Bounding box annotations
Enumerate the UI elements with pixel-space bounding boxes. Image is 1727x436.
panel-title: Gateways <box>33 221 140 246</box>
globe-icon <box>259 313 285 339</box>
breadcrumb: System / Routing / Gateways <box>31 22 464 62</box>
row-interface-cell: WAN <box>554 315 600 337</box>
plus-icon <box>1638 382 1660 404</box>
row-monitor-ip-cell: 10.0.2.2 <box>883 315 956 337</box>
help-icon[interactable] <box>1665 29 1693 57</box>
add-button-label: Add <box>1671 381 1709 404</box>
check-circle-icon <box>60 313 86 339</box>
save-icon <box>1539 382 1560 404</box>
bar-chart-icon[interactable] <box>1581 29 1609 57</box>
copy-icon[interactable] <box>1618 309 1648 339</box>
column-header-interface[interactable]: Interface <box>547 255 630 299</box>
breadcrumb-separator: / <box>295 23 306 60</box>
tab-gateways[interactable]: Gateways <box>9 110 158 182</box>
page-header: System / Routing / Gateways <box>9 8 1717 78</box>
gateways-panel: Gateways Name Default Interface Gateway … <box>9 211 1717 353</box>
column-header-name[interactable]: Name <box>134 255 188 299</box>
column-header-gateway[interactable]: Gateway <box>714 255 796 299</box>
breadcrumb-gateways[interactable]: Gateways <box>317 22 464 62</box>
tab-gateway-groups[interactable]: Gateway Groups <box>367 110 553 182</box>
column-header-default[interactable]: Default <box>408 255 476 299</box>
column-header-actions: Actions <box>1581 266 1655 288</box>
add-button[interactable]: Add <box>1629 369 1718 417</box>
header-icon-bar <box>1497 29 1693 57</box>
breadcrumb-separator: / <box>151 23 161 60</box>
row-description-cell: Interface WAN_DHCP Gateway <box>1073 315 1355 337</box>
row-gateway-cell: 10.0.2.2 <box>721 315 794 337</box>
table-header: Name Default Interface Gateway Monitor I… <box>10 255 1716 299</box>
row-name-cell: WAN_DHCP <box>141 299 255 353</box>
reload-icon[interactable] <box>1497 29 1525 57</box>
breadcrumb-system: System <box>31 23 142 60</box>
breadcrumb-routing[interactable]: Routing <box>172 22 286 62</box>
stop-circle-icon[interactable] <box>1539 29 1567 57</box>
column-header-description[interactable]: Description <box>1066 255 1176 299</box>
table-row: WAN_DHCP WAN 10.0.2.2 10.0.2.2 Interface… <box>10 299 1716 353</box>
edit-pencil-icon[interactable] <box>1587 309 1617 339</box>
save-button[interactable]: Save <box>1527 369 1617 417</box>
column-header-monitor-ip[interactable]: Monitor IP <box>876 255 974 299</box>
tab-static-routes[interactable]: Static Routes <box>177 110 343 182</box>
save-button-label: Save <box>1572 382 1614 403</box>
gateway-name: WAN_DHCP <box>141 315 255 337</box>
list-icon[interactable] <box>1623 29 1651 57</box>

WHAT TO WORK ON: Rewrite the data from its start through the line containing "page-header: System /", inclusive, with every "Routing" changed to "Networking" and nothing else altered.

PROBLEM SOLUTION:
Enumerate the UI elements with pixel-space bounding boxes. Image is 1727x436.
panel-title: Gateways <box>33 221 140 246</box>
globe-icon <box>259 313 285 339</box>
breadcrumb: System / Networking / Gateways <box>31 22 464 62</box>
row-interface-cell: WAN <box>554 315 600 337</box>
plus-icon <box>1638 382 1660 404</box>
row-monitor-ip-cell: 10.0.2.2 <box>883 315 956 337</box>
help-icon[interactable] <box>1665 29 1693 57</box>
add-button-label: Add <box>1671 381 1709 404</box>
check-circle-icon <box>60 313 86 339</box>
save-icon <box>1539 382 1560 404</box>
bar-chart-icon[interactable] <box>1581 29 1609 57</box>
copy-icon[interactable] <box>1618 309 1648 339</box>
column-header-interface[interactable]: Interface <box>547 255 630 299</box>
breadcrumb-separator: / <box>295 23 306 60</box>
tab-gateways[interactable]: Gateways <box>9 110 158 182</box>
page-header: System / Networking / Gateways <box>9 8 1717 78</box>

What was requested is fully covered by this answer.